→ EXERCISE INSTRUCTIONS:
Extract the lines that carry the string "screenshot" from the listing.

─── ROWS ───

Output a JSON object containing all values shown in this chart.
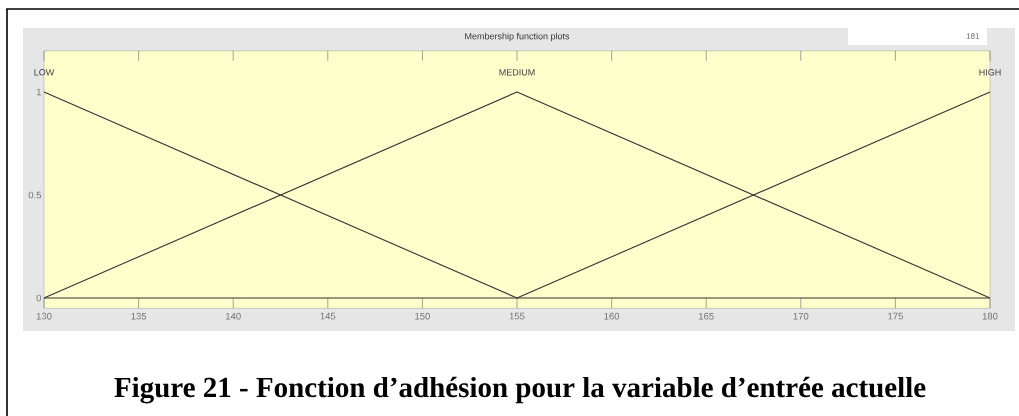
{
  "chart_data": {
    "type": "line",
    "title": "Membership function plots",
    "x": [
      130,
      155,
      180
    ],
    "series": [
      {
        "name": "LOW",
        "color": "#333333",
        "values": [
          1,
          0,
          0
        ]
      },
      {
        "name": "MEDIUM",
        "color": "#333333",
        "values": [
          0,
          1,
          0
        ]
      },
      {
        "name": "HIGH",
        "color": "#333333",
        "values": [
          0,
          0,
          1
        ]
      }
    ],
    "xlim": [
      130,
      180
    ],
    "ylim": [
      -0.05,
      1.2
    ],
    "xticks": [
      130,
      135,
      140,
      145,
      150,
      155,
      160,
      165,
      170,
      175,
      180
    ],
    "yticks": [
      0,
      0.5,
      1
    ],
    "marker": "none",
    "line_style": "solid",
    "annotations": [
      "Figure 21 - Fonction d’adhésion pour la variable d’entrée actuelle",
      "181"
    ]
  }
}
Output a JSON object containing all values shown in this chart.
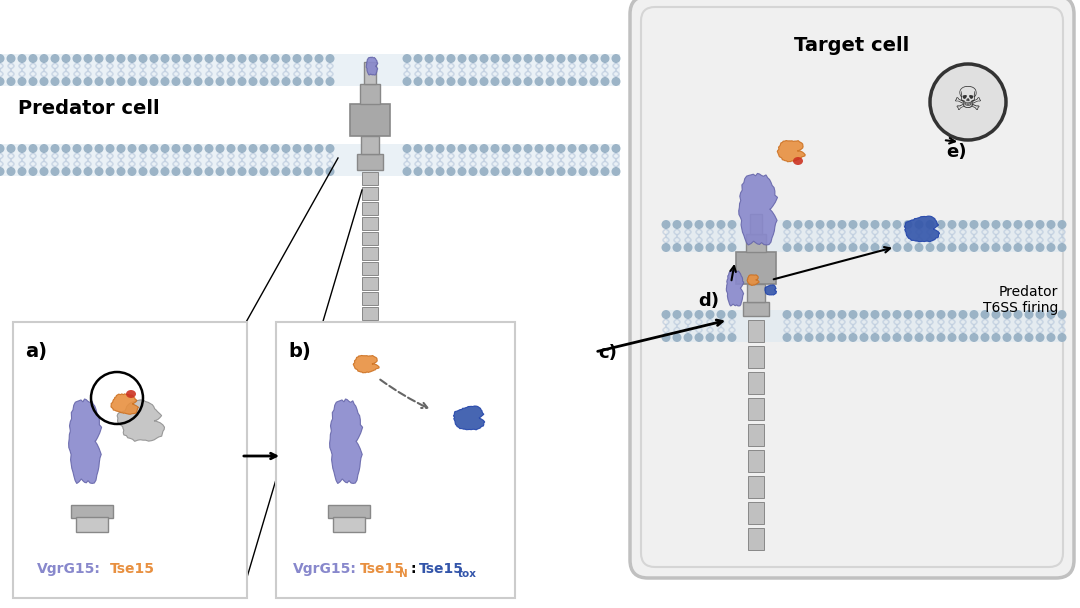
{
  "bg_color": "#ffffff",
  "membrane_color": "#b8c8dc",
  "membrane_head_color": "#8faabf",
  "purple_color": "#8888cc",
  "orange_color": "#e89040",
  "blue_color": "#3355aa",
  "red_accent": "#cc3322",
  "skull_color": "#333333",
  "label_a": "a)",
  "label_b": "b)",
  "label_c": "c)",
  "label_d": "d)",
  "label_e": "e)",
  "predator_text": "Predator cell",
  "target_text": "Target cell",
  "t6ss_firing": "Predator\nT6SS firing",
  "vgrg_label": "VgrG15:",
  "tse15_label": "Tse15",
  "tse15n_label": "Tse15",
  "tse15n_sub": "N",
  "tse15tox_label": "Tse15",
  "tse15tox_sub": "tox"
}
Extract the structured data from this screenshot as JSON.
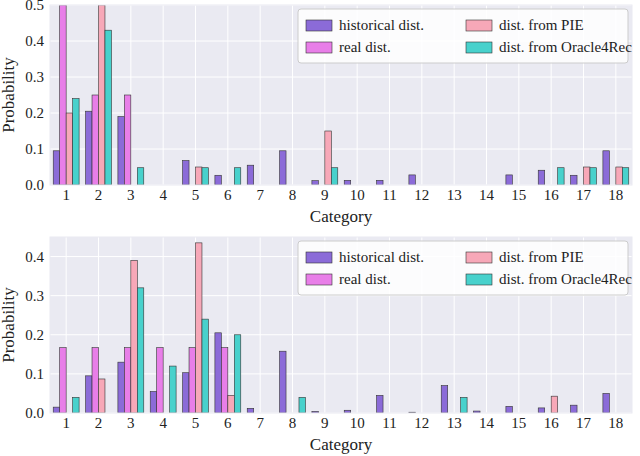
{
  "chart_data": [
    {
      "type": "bar",
      "x_label": "Category",
      "y_label": "Probability",
      "categories": [
        "1",
        "2",
        "3",
        "4",
        "5",
        "6",
        "7",
        "8",
        "9",
        "10",
        "11",
        "12",
        "13",
        "14",
        "15",
        "16",
        "17",
        "18"
      ],
      "series": [
        {
          "name": "historical dist.",
          "color": "#8b6bd8",
          "values": [
            0.095,
            0.205,
            0.19,
            0,
            0.068,
            0.027,
            0.055,
            0.095,
            0.012,
            0.013,
            0.013,
            0.028,
            0,
            0,
            0.028,
            0.041,
            0.027,
            0.095
          ]
        },
        {
          "name": "real dist.",
          "color": "#e87ee8",
          "values": [
            0.5,
            0.25,
            0.25,
            0,
            0,
            0,
            0,
            0,
            0,
            0,
            0,
            0,
            0,
            0,
            0,
            0,
            0,
            0
          ]
        },
        {
          "name": "dist. from PIE",
          "color": "#f7a8b8",
          "values": [
            0.2,
            0.5,
            0,
            0,
            0.05,
            0,
            0,
            0,
            0.15,
            0,
            0,
            0,
            0,
            0,
            0,
            0,
            0.05,
            0.05
          ]
        },
        {
          "name": "dist. from Oracle4Rec",
          "color": "#48d1cc",
          "values": [
            0.24,
            0.43,
            0.048,
            0,
            0.048,
            0.048,
            0,
            0,
            0.048,
            0,
            0,
            0,
            0,
            0,
            0,
            0.048,
            0.048,
            0.048
          ]
        }
      ],
      "ylim": [
        0,
        0.5
      ],
      "yticks": [
        {
          "value": 0,
          "label": "0.0"
        },
        0.1,
        0.2,
        0.3,
        0.4,
        0.5
      ],
      "grid": true,
      "legend": "upper right"
    },
    {
      "type": "bar",
      "x_label": "Category",
      "y_label": "Probability",
      "categories": [
        "1",
        "2",
        "3",
        "4",
        "5",
        "6",
        "7",
        "8",
        "9",
        "10",
        "11",
        "12",
        "13",
        "14",
        "15",
        "16",
        "17",
        "18"
      ],
      "series": [
        {
          "name": "historical dist.",
          "color": "#8b6bd8",
          "values": [
            0.015,
            0.095,
            0.13,
            0.055,
            0.103,
            0.205,
            0.012,
            0.158,
            0.004,
            0.007,
            0.045,
            0.002,
            0.07,
            0.005,
            0.017,
            0.013,
            0.02,
            0.05
          ]
        },
        {
          "name": "real dist.",
          "color": "#e87ee8",
          "values": [
            0.167,
            0.167,
            0.167,
            0.167,
            0.167,
            0.167,
            0,
            0,
            0,
            0,
            0,
            0,
            0,
            0,
            0,
            0,
            0,
            0
          ]
        },
        {
          "name": "dist. from PIE",
          "color": "#f7a8b8",
          "values": [
            0,
            0.087,
            0.39,
            0,
            0.435,
            0.045,
            0,
            0,
            0,
            0,
            0,
            0,
            0,
            0,
            0,
            0.043,
            0,
            0
          ]
        },
        {
          "name": "dist. from Oracle4Rec",
          "color": "#48d1cc",
          "values": [
            0.04,
            0,
            0.32,
            0.12,
            0.24,
            0.2,
            0,
            0.04,
            0,
            0,
            0,
            0,
            0.04,
            0,
            0,
            0,
            0,
            0
          ]
        }
      ],
      "ylim": [
        0,
        0.45
      ],
      "yticks": [
        {
          "value": 0,
          "label": "0.0"
        },
        0.1,
        0.2,
        0.3,
        0.4
      ],
      "grid": true,
      "legend": "upper right"
    }
  ]
}
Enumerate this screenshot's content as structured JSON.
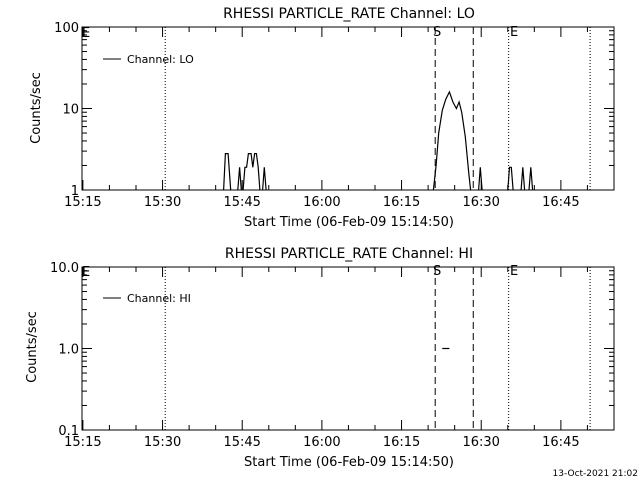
{
  "chart_data": [
    {
      "type": "line",
      "title": "RHESSI PARTICLE_RATE Channel: LO",
      "xlabel": "Start Time (06-Feb-09 15:14:50)",
      "ylabel": "Counts/sec",
      "yscale": "log",
      "xlim": [
        "15:14:50",
        "16:55:00"
      ],
      "ylim": [
        1,
        100
      ],
      "x_ticks": [
        "15:15",
        "15:30",
        "15:45",
        "16:00",
        "16:15",
        "16:30",
        "16:45"
      ],
      "y_ticks": [
        "1",
        "10",
        "100"
      ],
      "legend": {
        "position": "top-left",
        "label": "Channel: LO"
      },
      "marker_labels": {
        "start": "S",
        "end": "E",
        "left_edge": "E"
      },
      "vlines": {
        "dotted": [
          "15:30:30",
          "16:35:10",
          "16:50:30"
        ],
        "dashed": [
          "16:21:20",
          "16:28:30"
        ]
      },
      "series": [
        {
          "name": "Channel: LO",
          "segments": [
            [
              [
                "15:41:30",
                1
              ],
              [
                "15:41:50",
                2.8
              ],
              [
                "15:42:20",
                2.8
              ],
              [
                "15:42:50",
                1
              ]
            ],
            [
              [
                "15:44:10",
                1
              ],
              [
                "15:44:30",
                1.9
              ],
              [
                "15:44:50",
                1
              ]
            ],
            [
              [
                "15:45:10",
                1
              ],
              [
                "15:45:30",
                1.9
              ],
              [
                "15:45:50",
                1.9
              ],
              [
                "15:46:10",
                2.8
              ],
              [
                "15:46:40",
                2.8
              ],
              [
                "15:47:00",
                1.9
              ],
              [
                "15:47:20",
                2.8
              ],
              [
                "15:47:40",
                2.8
              ],
              [
                "15:48:00",
                1.9
              ],
              [
                "15:48:20",
                1
              ]
            ],
            [
              [
                "15:48:50",
                1
              ],
              [
                "15:49:10",
                1.9
              ],
              [
                "15:49:30",
                1
              ]
            ],
            [
              [
                "16:21:00",
                1
              ],
              [
                "16:21:30",
                2
              ],
              [
                "16:22:00",
                5
              ],
              [
                "16:22:40",
                9.5
              ],
              [
                "16:23:20",
                13
              ],
              [
                "16:24:00",
                16
              ],
              [
                "16:24:40",
                12
              ],
              [
                "16:25:20",
                10
              ],
              [
                "16:25:50",
                12
              ],
              [
                "16:26:20",
                9
              ],
              [
                "16:27:00",
                4.5
              ],
              [
                "16:27:40",
                1.6
              ],
              [
                "16:28:00",
                1
              ]
            ],
            [
              [
                "16:29:30",
                1
              ],
              [
                "16:29:50",
                1.9
              ],
              [
                "16:30:10",
                1
              ]
            ],
            [
              [
                "16:35:00",
                1
              ],
              [
                "16:35:20",
                1.9
              ],
              [
                "16:35:40",
                1.9
              ],
              [
                "16:36:00",
                1
              ]
            ],
            [
              [
                "16:37:30",
                1
              ],
              [
                "16:37:50",
                1.9
              ],
              [
                "16:38:10",
                1
              ]
            ],
            [
              [
                "16:39:00",
                1
              ],
              [
                "16:39:20",
                1.9
              ],
              [
                "16:39:40",
                1
              ]
            ]
          ]
        }
      ]
    },
    {
      "type": "line",
      "title": "RHESSI PARTICLE_RATE Channel: HI",
      "xlabel": "Start Time (06-Feb-09 15:14:50)",
      "ylabel": "Counts/sec",
      "yscale": "log",
      "xlim": [
        "15:14:50",
        "16:55:00"
      ],
      "ylim": [
        0.1,
        10
      ],
      "x_ticks": [
        "15:15",
        "15:30",
        "15:45",
        "16:00",
        "16:15",
        "16:30",
        "16:45"
      ],
      "y_ticks": [
        "0.1",
        "1.0",
        "10.0"
      ],
      "legend": {
        "position": "top-left",
        "label": "Channel: HI"
      },
      "marker_labels": {
        "start": "S",
        "end": "E",
        "left_edge": "E"
      },
      "vlines": {
        "dotted": [
          "15:30:30",
          "16:35:10",
          "16:50:30"
        ],
        "dashed": [
          "16:21:20",
          "16:28:30"
        ]
      },
      "series": [
        {
          "name": "Channel: HI",
          "segments": [
            [
              [
                "16:22:40",
                1.0
              ],
              [
                "16:24:00",
                1.0
              ]
            ]
          ]
        }
      ]
    }
  ],
  "footer": {
    "timestamp": "13-Oct-2021 21:02"
  }
}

───

→ TASK RESPONSE:
Extract the structured data from this screenshot as JSON.
Enumerate this screenshot's content as structured JSON.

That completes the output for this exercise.